↓↓↓
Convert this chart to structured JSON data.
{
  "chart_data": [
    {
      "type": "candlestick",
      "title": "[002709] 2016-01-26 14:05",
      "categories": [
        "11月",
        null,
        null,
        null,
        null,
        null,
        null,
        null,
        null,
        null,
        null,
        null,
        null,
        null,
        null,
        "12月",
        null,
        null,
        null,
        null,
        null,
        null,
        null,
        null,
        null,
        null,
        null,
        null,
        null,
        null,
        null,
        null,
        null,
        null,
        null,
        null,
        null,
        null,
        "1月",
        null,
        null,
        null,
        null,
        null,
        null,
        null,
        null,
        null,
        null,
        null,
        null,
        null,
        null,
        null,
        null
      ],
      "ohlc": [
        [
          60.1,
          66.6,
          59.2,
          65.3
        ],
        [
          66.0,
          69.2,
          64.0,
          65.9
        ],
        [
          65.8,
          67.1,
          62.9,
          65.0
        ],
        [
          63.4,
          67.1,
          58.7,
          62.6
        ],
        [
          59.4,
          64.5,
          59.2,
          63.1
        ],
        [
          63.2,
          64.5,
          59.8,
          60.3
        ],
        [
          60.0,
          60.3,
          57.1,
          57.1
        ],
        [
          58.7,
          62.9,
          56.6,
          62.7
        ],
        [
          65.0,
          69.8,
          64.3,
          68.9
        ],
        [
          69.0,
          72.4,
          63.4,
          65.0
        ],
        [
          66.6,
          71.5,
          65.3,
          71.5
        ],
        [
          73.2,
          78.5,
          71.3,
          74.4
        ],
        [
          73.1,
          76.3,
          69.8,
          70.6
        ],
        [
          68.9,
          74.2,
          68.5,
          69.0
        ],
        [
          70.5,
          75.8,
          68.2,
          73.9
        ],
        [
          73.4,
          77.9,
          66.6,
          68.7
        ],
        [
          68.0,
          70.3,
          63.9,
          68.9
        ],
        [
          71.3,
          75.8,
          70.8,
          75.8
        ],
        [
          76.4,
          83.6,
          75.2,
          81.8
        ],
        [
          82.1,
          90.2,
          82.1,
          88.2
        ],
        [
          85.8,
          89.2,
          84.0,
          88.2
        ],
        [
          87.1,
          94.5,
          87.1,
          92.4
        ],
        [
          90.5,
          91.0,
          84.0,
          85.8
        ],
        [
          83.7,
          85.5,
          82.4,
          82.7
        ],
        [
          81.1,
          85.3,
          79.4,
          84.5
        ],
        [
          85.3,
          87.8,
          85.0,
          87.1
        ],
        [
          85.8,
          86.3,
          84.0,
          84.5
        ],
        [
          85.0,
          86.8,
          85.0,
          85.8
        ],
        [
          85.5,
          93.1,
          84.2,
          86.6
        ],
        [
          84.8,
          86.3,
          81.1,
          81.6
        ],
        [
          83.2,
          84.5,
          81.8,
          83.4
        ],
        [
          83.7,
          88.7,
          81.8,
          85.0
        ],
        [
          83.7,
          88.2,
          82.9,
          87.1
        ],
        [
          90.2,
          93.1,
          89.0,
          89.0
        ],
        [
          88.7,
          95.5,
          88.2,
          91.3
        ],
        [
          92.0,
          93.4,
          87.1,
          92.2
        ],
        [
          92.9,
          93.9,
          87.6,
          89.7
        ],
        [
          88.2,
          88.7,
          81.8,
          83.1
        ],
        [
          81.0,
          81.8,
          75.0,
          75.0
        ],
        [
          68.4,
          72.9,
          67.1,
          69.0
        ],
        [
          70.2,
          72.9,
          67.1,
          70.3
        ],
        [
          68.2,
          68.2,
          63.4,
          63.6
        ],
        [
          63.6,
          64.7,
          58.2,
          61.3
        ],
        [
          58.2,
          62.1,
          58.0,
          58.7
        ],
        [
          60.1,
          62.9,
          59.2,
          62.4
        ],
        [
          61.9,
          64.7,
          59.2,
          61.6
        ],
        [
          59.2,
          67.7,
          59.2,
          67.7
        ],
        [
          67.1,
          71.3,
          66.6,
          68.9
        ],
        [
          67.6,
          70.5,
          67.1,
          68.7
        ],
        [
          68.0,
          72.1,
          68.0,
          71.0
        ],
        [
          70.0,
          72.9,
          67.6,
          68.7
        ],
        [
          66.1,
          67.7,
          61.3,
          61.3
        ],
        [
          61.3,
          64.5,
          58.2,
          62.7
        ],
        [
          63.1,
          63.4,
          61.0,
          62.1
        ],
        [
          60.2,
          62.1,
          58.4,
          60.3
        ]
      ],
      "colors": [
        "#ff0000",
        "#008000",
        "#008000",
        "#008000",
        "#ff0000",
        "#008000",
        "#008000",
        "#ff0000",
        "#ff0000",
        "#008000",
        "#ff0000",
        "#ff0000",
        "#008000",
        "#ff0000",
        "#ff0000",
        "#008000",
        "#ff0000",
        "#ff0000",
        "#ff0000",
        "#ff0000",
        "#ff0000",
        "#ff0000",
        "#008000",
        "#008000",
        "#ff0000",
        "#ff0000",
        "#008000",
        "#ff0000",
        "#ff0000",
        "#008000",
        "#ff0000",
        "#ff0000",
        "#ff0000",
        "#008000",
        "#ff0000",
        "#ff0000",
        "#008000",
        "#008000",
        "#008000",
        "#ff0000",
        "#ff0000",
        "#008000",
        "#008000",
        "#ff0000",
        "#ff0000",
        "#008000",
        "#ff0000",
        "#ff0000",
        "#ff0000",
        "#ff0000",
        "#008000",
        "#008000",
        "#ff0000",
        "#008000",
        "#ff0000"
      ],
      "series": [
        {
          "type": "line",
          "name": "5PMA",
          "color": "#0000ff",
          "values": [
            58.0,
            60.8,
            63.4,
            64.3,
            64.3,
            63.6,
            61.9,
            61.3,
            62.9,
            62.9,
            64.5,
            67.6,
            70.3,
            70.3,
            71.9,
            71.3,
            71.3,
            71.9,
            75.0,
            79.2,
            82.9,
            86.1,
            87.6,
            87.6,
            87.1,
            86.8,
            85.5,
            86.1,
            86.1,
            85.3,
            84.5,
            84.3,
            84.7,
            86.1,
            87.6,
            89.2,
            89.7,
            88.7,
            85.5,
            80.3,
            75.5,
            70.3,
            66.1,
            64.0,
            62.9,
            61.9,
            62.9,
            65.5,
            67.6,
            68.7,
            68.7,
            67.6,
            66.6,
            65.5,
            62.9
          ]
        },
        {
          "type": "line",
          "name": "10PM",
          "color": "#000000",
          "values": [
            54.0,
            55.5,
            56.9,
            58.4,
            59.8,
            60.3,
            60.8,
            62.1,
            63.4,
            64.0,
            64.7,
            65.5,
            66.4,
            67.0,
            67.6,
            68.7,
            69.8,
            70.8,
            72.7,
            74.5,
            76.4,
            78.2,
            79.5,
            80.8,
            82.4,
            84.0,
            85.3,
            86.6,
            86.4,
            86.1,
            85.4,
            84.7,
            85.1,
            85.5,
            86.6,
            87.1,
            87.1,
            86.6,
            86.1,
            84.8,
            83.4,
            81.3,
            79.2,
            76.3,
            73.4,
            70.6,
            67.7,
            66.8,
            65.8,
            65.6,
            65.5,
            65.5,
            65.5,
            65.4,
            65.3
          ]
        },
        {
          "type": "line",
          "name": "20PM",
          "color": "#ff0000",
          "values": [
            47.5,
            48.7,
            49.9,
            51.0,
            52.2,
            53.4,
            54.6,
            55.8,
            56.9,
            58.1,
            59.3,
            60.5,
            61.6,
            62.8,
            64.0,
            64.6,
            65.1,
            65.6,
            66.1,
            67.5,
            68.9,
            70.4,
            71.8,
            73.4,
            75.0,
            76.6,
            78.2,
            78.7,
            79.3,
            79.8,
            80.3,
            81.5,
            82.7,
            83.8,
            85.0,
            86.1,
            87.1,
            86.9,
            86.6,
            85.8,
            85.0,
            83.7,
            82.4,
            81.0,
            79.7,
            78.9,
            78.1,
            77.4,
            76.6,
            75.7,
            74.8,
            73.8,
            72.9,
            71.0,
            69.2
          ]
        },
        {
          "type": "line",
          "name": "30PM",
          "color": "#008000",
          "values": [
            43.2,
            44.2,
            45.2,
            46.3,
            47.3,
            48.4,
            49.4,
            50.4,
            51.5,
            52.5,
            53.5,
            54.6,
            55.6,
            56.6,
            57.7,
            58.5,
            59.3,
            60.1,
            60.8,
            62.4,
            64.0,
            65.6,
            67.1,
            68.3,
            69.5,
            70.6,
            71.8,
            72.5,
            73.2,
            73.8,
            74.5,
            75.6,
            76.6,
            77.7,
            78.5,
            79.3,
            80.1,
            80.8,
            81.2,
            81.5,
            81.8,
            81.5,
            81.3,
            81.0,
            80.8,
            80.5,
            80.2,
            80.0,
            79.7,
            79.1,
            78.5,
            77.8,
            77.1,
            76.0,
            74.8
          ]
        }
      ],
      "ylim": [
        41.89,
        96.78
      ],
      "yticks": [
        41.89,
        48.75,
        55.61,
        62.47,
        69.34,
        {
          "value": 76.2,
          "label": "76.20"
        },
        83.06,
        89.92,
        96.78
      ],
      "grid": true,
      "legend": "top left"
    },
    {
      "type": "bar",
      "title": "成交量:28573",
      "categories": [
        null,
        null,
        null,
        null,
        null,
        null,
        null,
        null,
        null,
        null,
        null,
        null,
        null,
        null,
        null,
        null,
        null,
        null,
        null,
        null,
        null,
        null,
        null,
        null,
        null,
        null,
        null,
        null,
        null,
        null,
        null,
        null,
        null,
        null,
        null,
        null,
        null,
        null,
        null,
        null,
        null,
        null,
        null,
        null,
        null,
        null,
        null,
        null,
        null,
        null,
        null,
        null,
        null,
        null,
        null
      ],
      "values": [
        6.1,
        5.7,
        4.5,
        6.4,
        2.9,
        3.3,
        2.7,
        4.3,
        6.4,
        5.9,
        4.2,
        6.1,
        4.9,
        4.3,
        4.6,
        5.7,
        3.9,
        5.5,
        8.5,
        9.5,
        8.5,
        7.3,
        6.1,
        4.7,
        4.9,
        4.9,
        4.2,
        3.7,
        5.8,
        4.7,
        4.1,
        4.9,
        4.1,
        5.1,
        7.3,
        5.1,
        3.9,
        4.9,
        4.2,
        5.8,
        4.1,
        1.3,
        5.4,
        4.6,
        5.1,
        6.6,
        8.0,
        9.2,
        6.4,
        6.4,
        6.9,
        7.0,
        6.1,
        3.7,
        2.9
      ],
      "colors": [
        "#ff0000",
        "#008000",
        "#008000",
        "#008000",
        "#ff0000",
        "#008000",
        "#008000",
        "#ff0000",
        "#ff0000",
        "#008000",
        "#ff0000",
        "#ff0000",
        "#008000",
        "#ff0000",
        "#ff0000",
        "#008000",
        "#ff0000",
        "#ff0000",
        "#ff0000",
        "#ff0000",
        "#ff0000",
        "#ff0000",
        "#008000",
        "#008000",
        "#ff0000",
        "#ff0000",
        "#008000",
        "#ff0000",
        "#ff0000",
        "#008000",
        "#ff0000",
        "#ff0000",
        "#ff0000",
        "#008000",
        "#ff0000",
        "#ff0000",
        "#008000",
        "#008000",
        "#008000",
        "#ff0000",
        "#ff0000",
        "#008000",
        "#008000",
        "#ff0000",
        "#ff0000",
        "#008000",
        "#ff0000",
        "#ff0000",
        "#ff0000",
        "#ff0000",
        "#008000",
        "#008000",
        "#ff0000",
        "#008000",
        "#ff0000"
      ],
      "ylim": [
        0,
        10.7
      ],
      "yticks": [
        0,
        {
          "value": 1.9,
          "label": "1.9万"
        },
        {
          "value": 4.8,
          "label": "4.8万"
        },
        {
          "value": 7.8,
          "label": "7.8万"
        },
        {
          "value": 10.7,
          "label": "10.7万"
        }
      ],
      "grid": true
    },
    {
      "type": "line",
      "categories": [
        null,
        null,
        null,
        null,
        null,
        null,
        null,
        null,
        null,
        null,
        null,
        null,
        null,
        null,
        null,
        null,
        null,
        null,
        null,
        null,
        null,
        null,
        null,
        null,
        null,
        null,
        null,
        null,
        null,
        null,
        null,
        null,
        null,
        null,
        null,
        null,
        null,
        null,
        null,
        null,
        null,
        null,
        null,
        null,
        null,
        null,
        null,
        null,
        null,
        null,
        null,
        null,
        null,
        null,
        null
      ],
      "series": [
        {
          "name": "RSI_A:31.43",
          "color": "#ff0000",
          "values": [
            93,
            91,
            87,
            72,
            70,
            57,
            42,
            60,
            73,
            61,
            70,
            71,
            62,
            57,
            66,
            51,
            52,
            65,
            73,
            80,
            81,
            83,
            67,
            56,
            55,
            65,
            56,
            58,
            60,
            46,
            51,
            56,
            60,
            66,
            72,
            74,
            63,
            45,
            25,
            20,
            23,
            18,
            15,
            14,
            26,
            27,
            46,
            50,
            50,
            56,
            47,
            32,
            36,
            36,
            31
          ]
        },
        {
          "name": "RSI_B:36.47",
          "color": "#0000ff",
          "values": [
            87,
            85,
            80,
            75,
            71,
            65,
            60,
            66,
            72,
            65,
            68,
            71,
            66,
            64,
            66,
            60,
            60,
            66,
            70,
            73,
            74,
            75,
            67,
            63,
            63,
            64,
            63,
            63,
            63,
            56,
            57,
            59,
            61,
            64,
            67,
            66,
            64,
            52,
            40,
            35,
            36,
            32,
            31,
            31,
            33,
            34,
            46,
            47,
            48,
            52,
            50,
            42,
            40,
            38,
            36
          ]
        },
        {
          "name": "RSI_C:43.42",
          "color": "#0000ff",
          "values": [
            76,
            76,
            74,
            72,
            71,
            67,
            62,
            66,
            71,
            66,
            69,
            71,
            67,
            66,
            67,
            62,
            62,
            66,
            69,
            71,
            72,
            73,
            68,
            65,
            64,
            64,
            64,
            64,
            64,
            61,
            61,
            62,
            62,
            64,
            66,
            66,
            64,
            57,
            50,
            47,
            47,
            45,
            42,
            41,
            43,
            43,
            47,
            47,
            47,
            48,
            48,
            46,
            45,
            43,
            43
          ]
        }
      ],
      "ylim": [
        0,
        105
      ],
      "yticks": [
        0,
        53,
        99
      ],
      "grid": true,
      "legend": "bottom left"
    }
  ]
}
↑↑↑
Pull every line containing "name" out of the data above.

ANSWER TO THE EXERCISE
          "name": "5PMA",
          "name": "10PM",
          "name": "20PM",
          "name": "30PM",
          "name": "RSI_A:31.43",
          "name": "RSI_B:36.47",
          "name": "RSI_C:43.42",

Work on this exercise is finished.